What the exercise asks: Work out how many lines of the material below mention the word "每天热水总用量"; reply with the number only.

Dataset content:
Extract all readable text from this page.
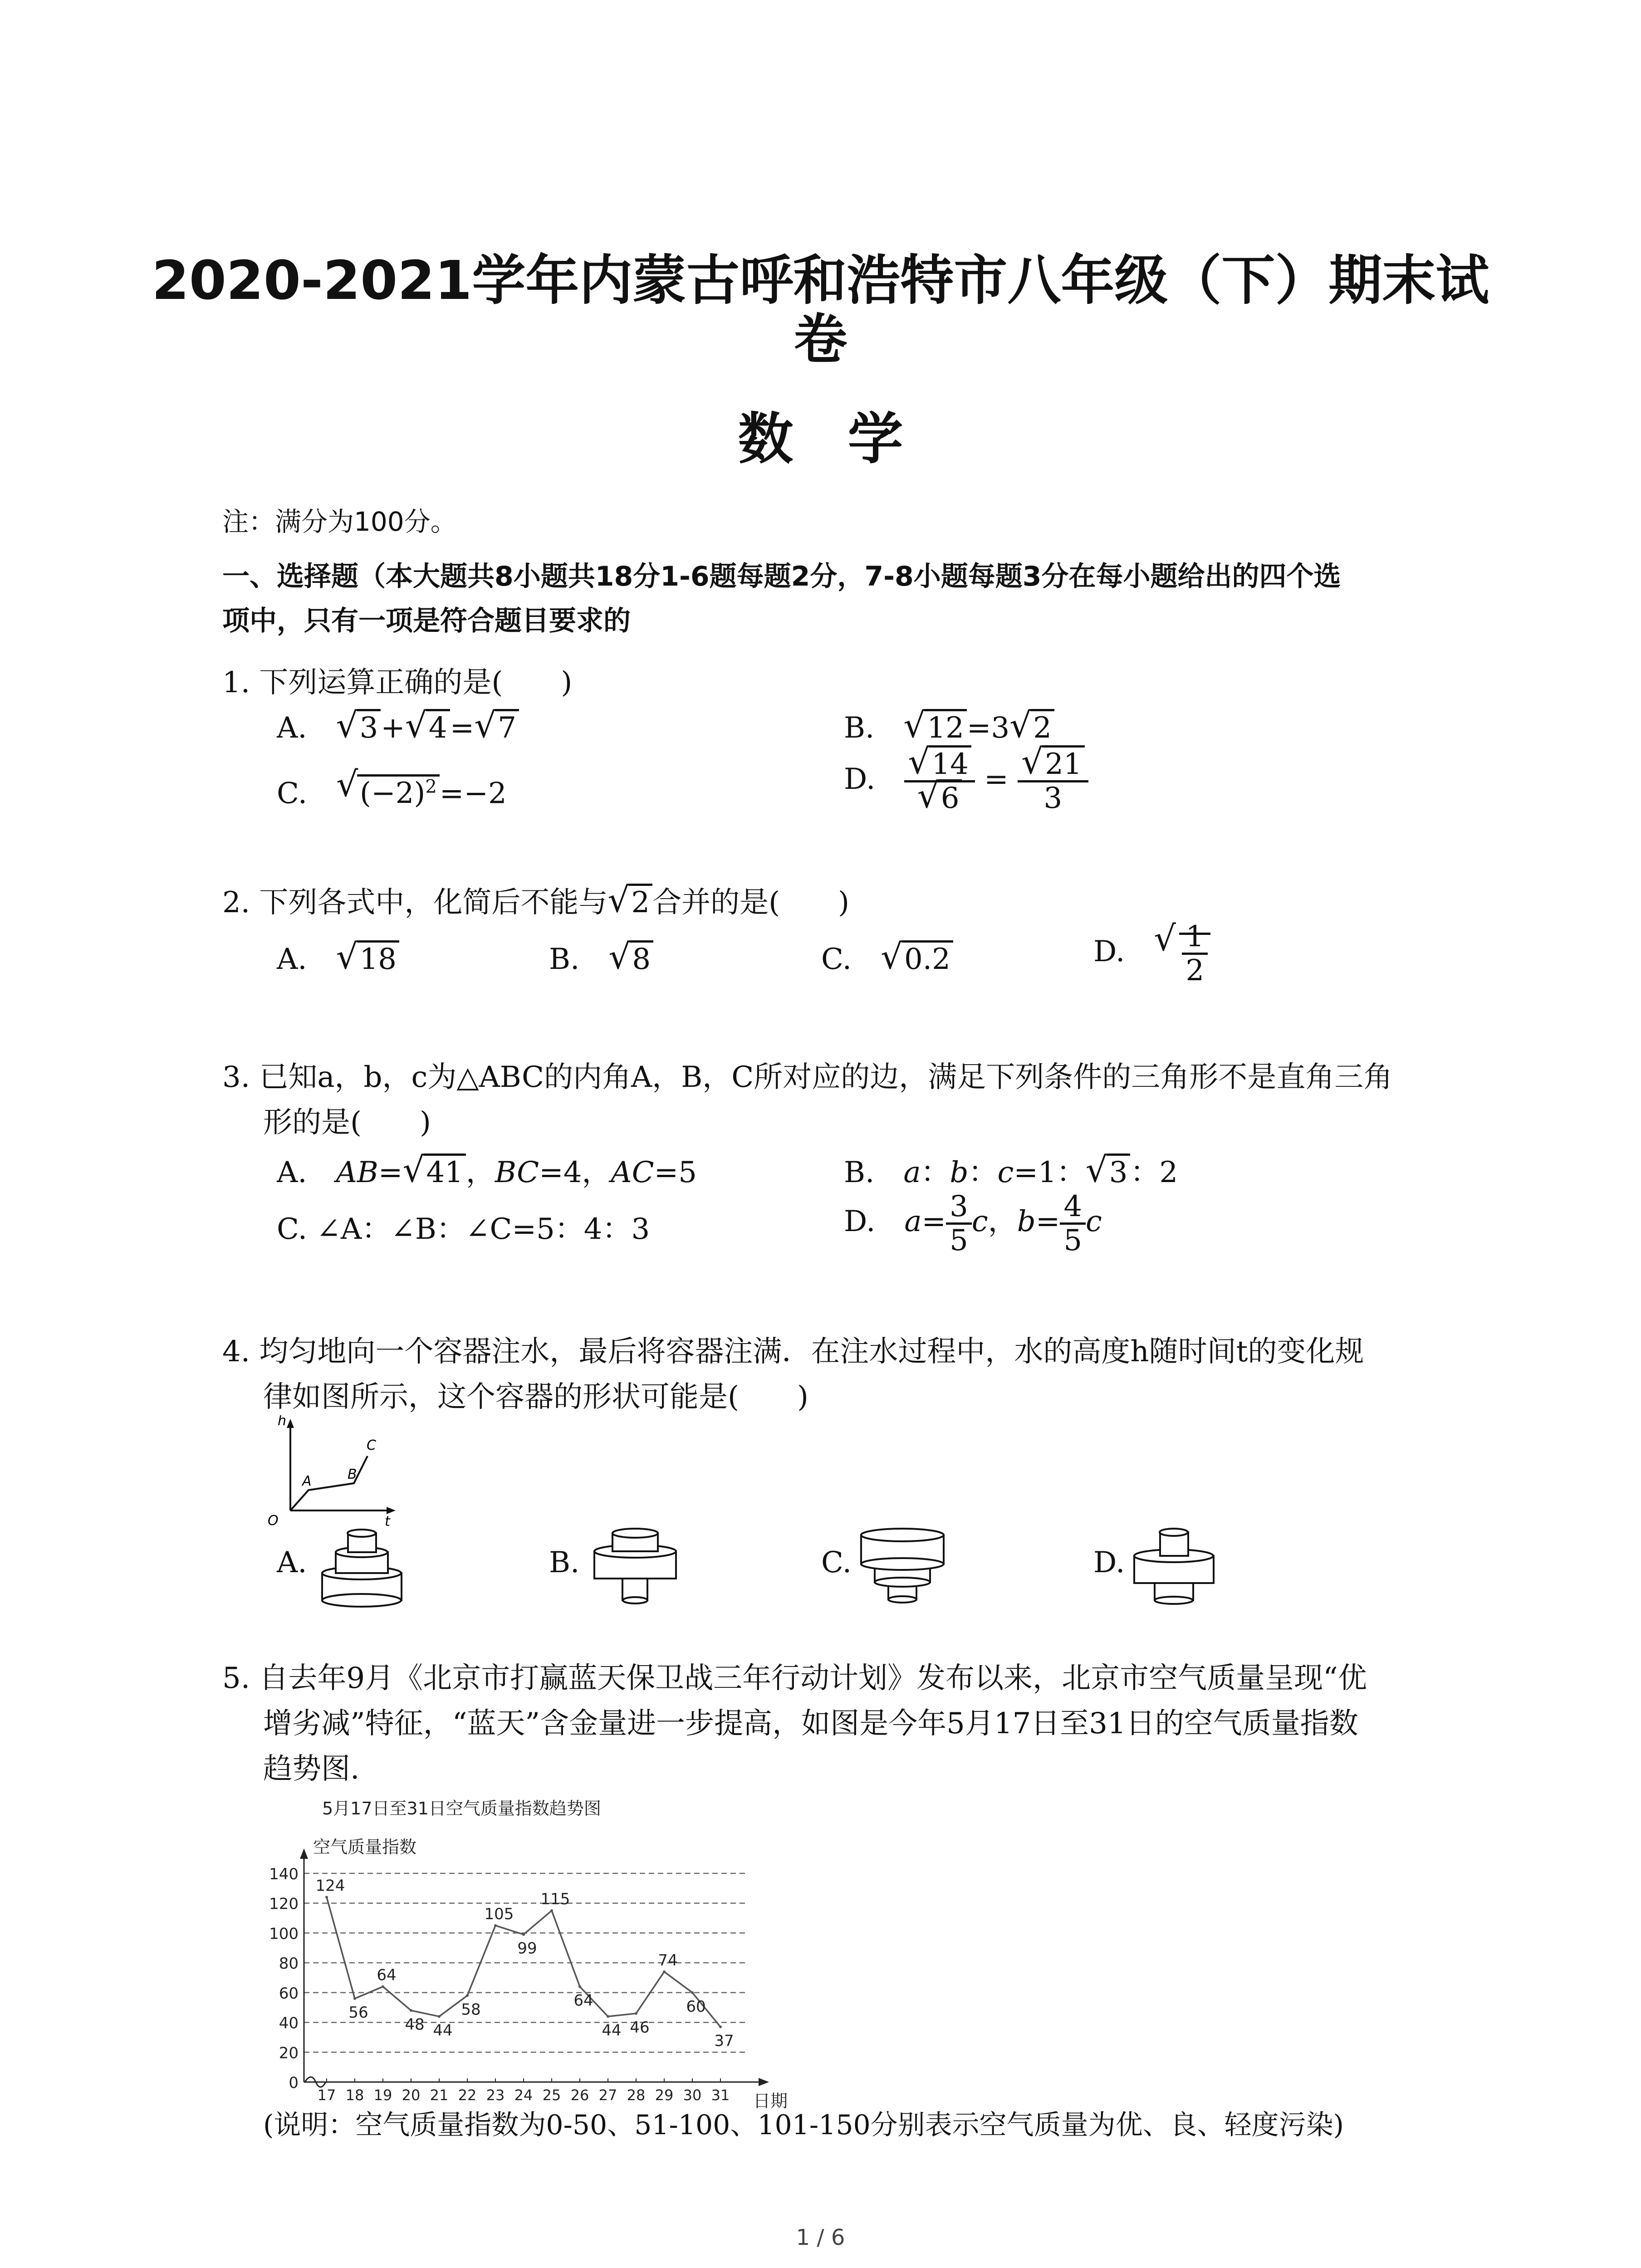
2020-2021学年内蒙古呼和浩特市八年级（下）期末试
卷
数学
注：满分为100分。
一、选择题（本大题共8小题共18分1-6题每题2分，7-8小题每题3分在每小题给出的四个选
项中，只有一项是符合题目要求的
1. 下列运算正确的是(　　)
A.　√ 3+ √ 4= √ 7	B.　√ 12=3 √ 2
C.　√ $(-2)^2=-2$	D.　 √ 14
√ 6 = √ $\frac{21}{3}$
2. 下列各式中，化简后不能与 √ 2合并的是(　　)
A.　√ 18	B.　√ 8	C.　√ 0.2	D.　 √ $\frac{1}{2}$
3. 已知a，b，c为△ABC的内角A，B，C所对应的边，满足下列条件的三角形不是直角三角
形的是(　　)
A.　AB= √ 41，BC=4，AC=5	B.　a：b：c=1： √ 3：2
C. ∠A：∠B：∠C=5：4：3	D.　$a= \frac{3}{5}$ c，$b= \frac{4}{5}$ c
4. 均匀地向一个容器注水，最后将容器注满．在注水过程中，水的高度h随时间t的变化规
律如图所示，这个容器的形状可能是(　　)
h
t
O
A	B
C
A.	B.	C.	D.
5. 自去年9月《北京市打赢蓝天保卫战三年行动计划》发布以来，北京市空气质量呈现“优
增劣减”特征，“蓝天”含金量进一步提高，如图是今年5月17日至31日的空气质量指数
趋势图.
5月17日至31日空气质量指数趋势图
空气质量指数
日期
0
20
40
60
80
100
120
140
17 18 19 20 21 22 23 24 25 26 27 28 29 30 31
124
56
64
48 44
58
105
99
115
64
44 46
74
60
37
(说明：空气质量指数为0-50、51-100、101-150分别表示空气质量为优、良、轻度污染)
1 / 6
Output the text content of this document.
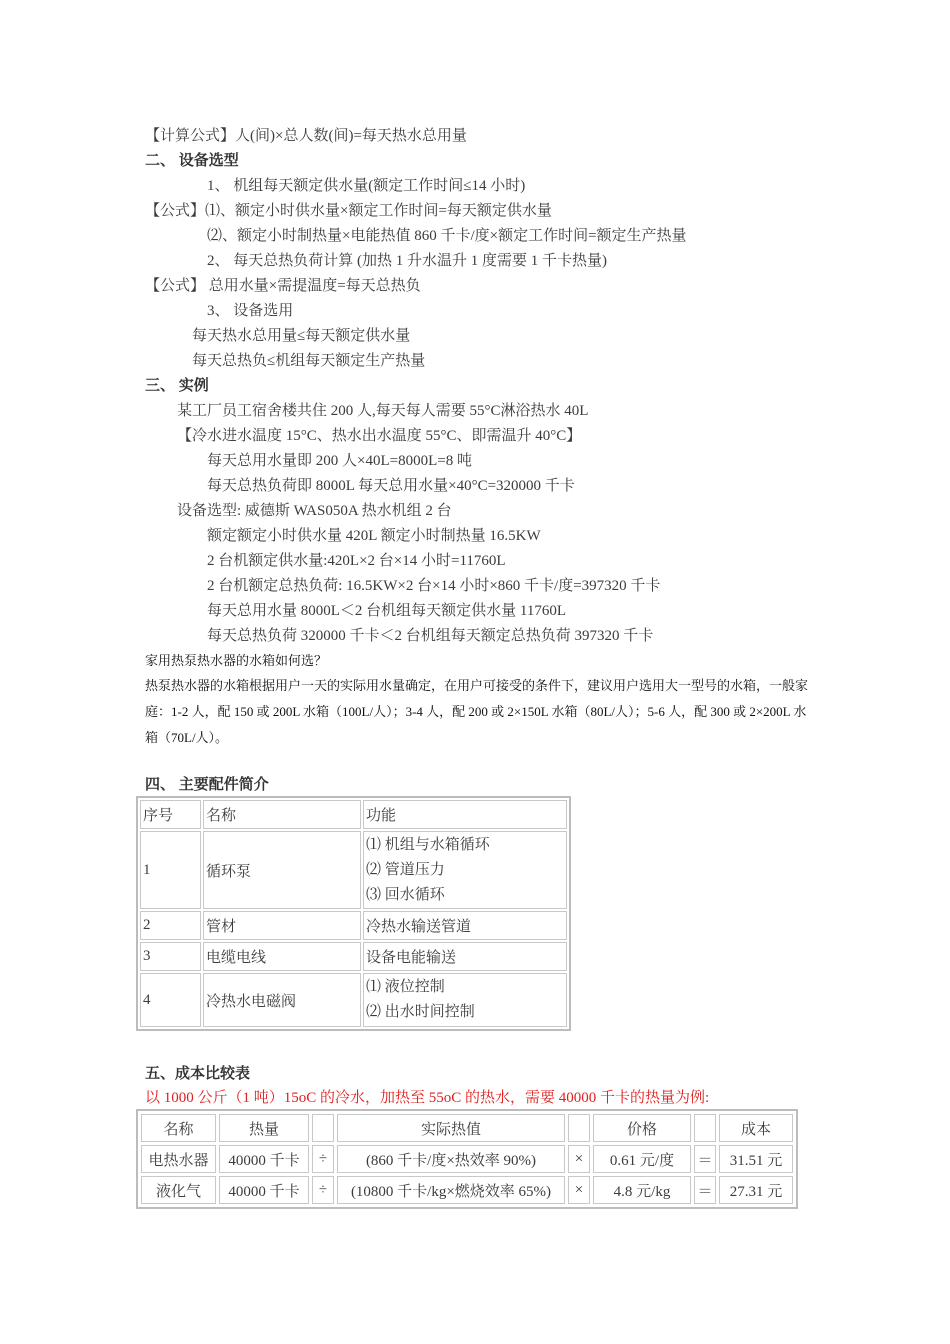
【计算公式】人(间)×总人数(间)=每天热水总用量
二、 设备选型
1、 机组每天额定供水量(额定工作时间≤14 小时)
【公式】⑴、额定小时供水量×额定工作时间=每天额定供水量
⑵、额定小时制热量×电能热值 860 千卡/度×额定工作时间=额定生产热量
2、 每天总热负荷计算 (加热 1 升水温升 1 度需要 1 千卡热量)
【公式】 总用水量×需提温度=每天总热负
3、 设备选用
每天热水总用量≤每天额定供水量
每天总热负≤机组每天额定生产热量
三、 实例
某工厂员工宿舍楼共住 200 人,每天每人需要 55°C淋浴热水 40L
【冷水进水温度 15°C、热水出水温度 55°C、即需温升 40°C】
每天总用水量即 200 人×40L=8000L=8 吨
每天总热负荷即 8000L 每天总用水量×40°C=320000 千卡
设备选型: 威德斯 WAS050A 热水机组 2 台
额定额定小时供水量 420L 额定小时制热量 16.5KW
2 台机额定供水量:420L×2 台×14 小时=11760L
2 台机额定总热负荷: 16.5KW×2 台×14 小时×860 千卡/度=397320 千卡
每天总用水量 8000L＜2 台机组每天额定供水量 11760L
每天总热负荷 320000 千卡＜2 台机组每天额定总热负荷 397320 千卡
家用热泵热水器的水箱如何选？
热泵热水器的水箱根据用户一天的实际用水量确定，在用户可接受的条件下，建议用户选用大一型号的水箱，一般家庭：1-2 人，配 150 或 200L 水箱（100L/人）；3-4 人，配 200 或 2×150L 水箱（80L/人）；5-6 人，配 300 或 2×200L 水箱（70L/人）。
四、 主要配件简介
序号	名称	功能
1	循环泵	⑴ 机组与水箱循环
⑵ 管道压力
⑶ 回水循环

2	管材	冷热水输送管道
3	电缆电线	设备电能输送
4	冷热水电磁阀	⑴ 液位控制
⑵ 出水时间控制
五、成本比较表
以 1000 公斤（1 吨）15oC 的冷水，加热至 55oC 的热水，需要 40000 千卡的热量为例:
名称	热量		实际热值		价格		成本
电热水器	40000 千卡	÷	(860 千卡/度×热效率 90%)	×	0.61 元/度	＝	31.51 元
液化气	40000 千卡	÷	(10800 千卡/kg×燃烧效率 65%)	×	4.8 元/kg	＝	27.31 元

Result of the task: 2